▶ _Entries from a data source_
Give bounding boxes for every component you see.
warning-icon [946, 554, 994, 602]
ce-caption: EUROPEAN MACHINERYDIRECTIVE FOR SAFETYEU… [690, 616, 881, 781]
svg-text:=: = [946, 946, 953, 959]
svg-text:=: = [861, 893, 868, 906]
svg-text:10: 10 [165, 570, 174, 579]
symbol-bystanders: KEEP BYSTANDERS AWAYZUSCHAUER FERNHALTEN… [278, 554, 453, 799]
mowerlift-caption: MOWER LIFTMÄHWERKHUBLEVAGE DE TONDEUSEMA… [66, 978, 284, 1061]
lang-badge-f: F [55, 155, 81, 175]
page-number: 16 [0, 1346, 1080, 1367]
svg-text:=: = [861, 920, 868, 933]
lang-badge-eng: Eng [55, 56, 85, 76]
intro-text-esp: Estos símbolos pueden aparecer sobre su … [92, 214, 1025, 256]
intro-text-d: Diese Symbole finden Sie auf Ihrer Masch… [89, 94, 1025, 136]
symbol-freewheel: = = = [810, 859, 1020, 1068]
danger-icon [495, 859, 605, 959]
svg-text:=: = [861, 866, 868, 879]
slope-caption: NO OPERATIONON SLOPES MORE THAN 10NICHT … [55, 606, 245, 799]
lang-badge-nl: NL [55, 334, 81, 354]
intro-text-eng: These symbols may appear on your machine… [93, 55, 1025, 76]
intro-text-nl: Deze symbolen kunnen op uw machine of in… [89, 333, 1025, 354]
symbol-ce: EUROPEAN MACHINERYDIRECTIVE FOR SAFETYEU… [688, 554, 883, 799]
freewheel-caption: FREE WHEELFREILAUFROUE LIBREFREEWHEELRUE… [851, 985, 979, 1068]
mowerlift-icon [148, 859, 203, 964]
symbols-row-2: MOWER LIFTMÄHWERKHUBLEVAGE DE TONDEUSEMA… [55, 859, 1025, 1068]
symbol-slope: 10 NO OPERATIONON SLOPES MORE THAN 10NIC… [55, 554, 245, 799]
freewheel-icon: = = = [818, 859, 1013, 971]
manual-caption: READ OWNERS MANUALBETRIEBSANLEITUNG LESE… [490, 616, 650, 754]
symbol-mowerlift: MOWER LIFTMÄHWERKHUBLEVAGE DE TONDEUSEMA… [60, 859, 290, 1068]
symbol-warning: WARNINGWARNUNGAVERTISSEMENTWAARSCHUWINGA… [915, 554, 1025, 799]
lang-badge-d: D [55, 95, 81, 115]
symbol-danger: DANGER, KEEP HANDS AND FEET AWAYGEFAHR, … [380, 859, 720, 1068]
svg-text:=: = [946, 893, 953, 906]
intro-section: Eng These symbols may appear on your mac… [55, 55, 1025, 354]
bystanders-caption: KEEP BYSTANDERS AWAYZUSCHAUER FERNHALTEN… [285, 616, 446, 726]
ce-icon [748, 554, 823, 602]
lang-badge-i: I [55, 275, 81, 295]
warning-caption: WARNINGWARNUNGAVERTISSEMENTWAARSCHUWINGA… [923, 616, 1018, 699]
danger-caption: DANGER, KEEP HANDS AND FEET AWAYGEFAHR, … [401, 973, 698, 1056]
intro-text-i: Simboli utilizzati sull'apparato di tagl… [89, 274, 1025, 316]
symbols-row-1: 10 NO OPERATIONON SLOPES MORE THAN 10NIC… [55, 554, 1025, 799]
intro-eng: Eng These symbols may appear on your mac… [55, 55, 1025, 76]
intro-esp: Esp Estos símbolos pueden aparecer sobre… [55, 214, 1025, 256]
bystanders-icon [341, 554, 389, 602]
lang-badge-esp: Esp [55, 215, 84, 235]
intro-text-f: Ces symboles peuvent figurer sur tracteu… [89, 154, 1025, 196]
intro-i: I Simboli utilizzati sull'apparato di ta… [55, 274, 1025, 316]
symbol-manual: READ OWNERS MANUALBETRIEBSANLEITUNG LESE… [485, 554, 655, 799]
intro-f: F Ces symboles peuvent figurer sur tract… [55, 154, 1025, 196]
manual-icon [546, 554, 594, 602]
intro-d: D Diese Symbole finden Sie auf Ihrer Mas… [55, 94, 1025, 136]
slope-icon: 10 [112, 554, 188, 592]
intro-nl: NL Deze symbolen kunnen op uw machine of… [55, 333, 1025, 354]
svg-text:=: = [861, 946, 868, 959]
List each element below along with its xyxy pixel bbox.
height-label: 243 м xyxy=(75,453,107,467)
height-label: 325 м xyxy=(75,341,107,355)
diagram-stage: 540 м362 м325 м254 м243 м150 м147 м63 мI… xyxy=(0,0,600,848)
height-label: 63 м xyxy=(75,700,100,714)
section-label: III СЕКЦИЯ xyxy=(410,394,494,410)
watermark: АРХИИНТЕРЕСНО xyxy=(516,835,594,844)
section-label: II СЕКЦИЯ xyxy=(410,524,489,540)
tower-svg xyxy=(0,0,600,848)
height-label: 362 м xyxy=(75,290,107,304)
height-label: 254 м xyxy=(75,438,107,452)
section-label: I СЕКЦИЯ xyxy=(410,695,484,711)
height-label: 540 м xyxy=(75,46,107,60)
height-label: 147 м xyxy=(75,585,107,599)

▶ _TASK OBJECTIVE_
Reproduce every entry above line for line, changing nothing.

▶ _WRITTEN SOLUTION_
Give bounding boxes for every component you see.
warning-icon [946, 554, 994, 602]
ce-caption: EUROPEAN MACHINERYDIRECTIVE FOR SAFETYEU… [690, 616, 881, 781]
svg-text:=: = [946, 946, 953, 959]
svg-text:=: = [861, 893, 868, 906]
svg-text:10: 10 [165, 570, 174, 579]
symbol-bystanders: KEEP BYSTANDERS AWAYZUSCHAUER FERNHALTEN… [278, 554, 453, 799]
mowerlift-caption: MOWER LIFTMÄHWERKHUBLEVAGE DE TONDEUSEMA… [66, 978, 284, 1061]
lang-badge-f: F [55, 155, 81, 175]
page-number: 16 [0, 1346, 1080, 1367]
svg-text:=: = [861, 920, 868, 933]
lang-badge-eng: Eng [55, 56, 85, 76]
intro-text-esp: Estos símbolos pueden aparecer sobre su … [92, 214, 1025, 256]
intro-text-d: Diese Symbole finden Sie auf Ihrer Masch… [89, 94, 1025, 136]
symbol-freewheel: = = = [810, 859, 1020, 1068]
danger-icon [495, 859, 605, 959]
svg-text:=: = [861, 866, 868, 879]
slope-caption: NO OPERATIONON SLOPES MORE THAN 10NICHT … [55, 606, 245, 799]
lang-badge-nl: NL [55, 334, 81, 354]
intro-text-eng: These symbols may appear on your machine… [93, 55, 1025, 76]
intro-text-nl: Deze symbolen kunnen op uw machine of in… [89, 333, 1025, 354]
symbol-ce: EUROPEAN MACHINERYDIRECTIVE FOR SAFETYEU… [688, 554, 883, 799]
freewheel-caption: FREE WHEELFREILAUFROUE LIBREFREEWHEELRUE… [851, 985, 979, 1068]
mowerlift-icon [148, 859, 203, 964]
symbols-row-2: MOWER LIFTMÄHWERKHUBLEVAGE DE TONDEUSEMA… [55, 859, 1025, 1068]
symbol-slope: 10 NO OPERATIONON SLOPES MORE THAN 10NIC… [55, 554, 245, 799]
freewheel-icon: = = = [818, 859, 1013, 971]
manual-caption: READ OWNERS MANUALBETRIEBSANLEITUNG LESE… [490, 616, 650, 754]
symbol-mowerlift: MOWER LIFTMÄHWERKHUBLEVAGE DE TONDEUSEMA… [60, 859, 290, 1068]
symbol-warning: WARNINGWARNUNGAVERTISSEMENTWAARSCHUWINGA… [915, 554, 1025, 799]
lang-badge-d: D [55, 95, 81, 115]
symbol-danger: DANGER, KEEP HANDS AND FEET AWAYGEFAHR, … [380, 859, 720, 1068]
svg-text:=: = [946, 893, 953, 906]
intro-section: Eng These symbols may appear on your mac… [55, 55, 1025, 354]
bystanders-caption: KEEP BYSTANDERS AWAYZUSCHAUER FERNHALTEN… [285, 616, 446, 726]
ce-icon [748, 554, 823, 602]
lang-badge-i: I [55, 275, 81, 295]
warning-caption: WARNINGWARNUNGAVERTISSEMENTWAARSCHUWINGA… [923, 616, 1018, 699]
danger-caption: DANGER, KEEP HANDS AND FEET AWAYGEFAHR, … [401, 973, 698, 1056]
intro-text-i: Simboli utilizzati sull'apparato di tagl… [89, 274, 1025, 316]
symbols-row-1: 10 NO OPERATIONON SLOPES MORE THAN 10NIC… [55, 554, 1025, 799]
intro-eng: Eng These symbols may appear on your mac… [55, 55, 1025, 76]
intro-esp: Esp Estos símbolos pueden aparecer sobre… [55, 214, 1025, 256]
bystanders-icon [341, 554, 389, 602]
lang-badge-esp: Esp [55, 215, 84, 235]
intro-text-f: Ces symboles peuvent figurer sur tracteu… [89, 154, 1025, 196]
intro-i: I Simboli utilizzati sull'apparato di ta… [55, 274, 1025, 316]
symbol-manual: READ OWNERS MANUALBETRIEBSANLEITUNG LESE… [485, 554, 655, 799]
intro-f: F Ces symboles peuvent figurer sur tract… [55, 154, 1025, 196]
manual-icon [546, 554, 594, 602]
intro-d: D Diese Symbole finden Sie auf Ihrer Mas… [55, 94, 1025, 136]
slope-icon: 10 [112, 554, 188, 592]
intro-nl: NL Deze symbolen kunnen op uw machine of… [55, 333, 1025, 354]
svg-text:=: = [861, 946, 868, 959]
List each element below along with its xyxy pixel bbox.
height-label: 243 м xyxy=(75,453,107,467)
height-label: 325 м xyxy=(75,341,107,355)
diagram-stage: 540 м362 м325 м254 м243 м150 м147 м63 мI… xyxy=(0,0,600,848)
height-label: 63 м xyxy=(75,700,100,714)
section-label: III СЕКЦИЯ xyxy=(410,394,494,410)
watermark: АРХИИНТЕРЕСНО xyxy=(516,835,594,844)
section-label: II СЕКЦИЯ xyxy=(410,524,489,540)
tower-svg xyxy=(0,0,600,848)
height-label: 362 м xyxy=(75,290,107,304)
height-label: 254 м xyxy=(75,438,107,452)
section-label: I СЕКЦИЯ xyxy=(410,695,484,711)
height-label: 540 м xyxy=(75,46,107,60)
height-label: 147 м xyxy=(75,585,107,599)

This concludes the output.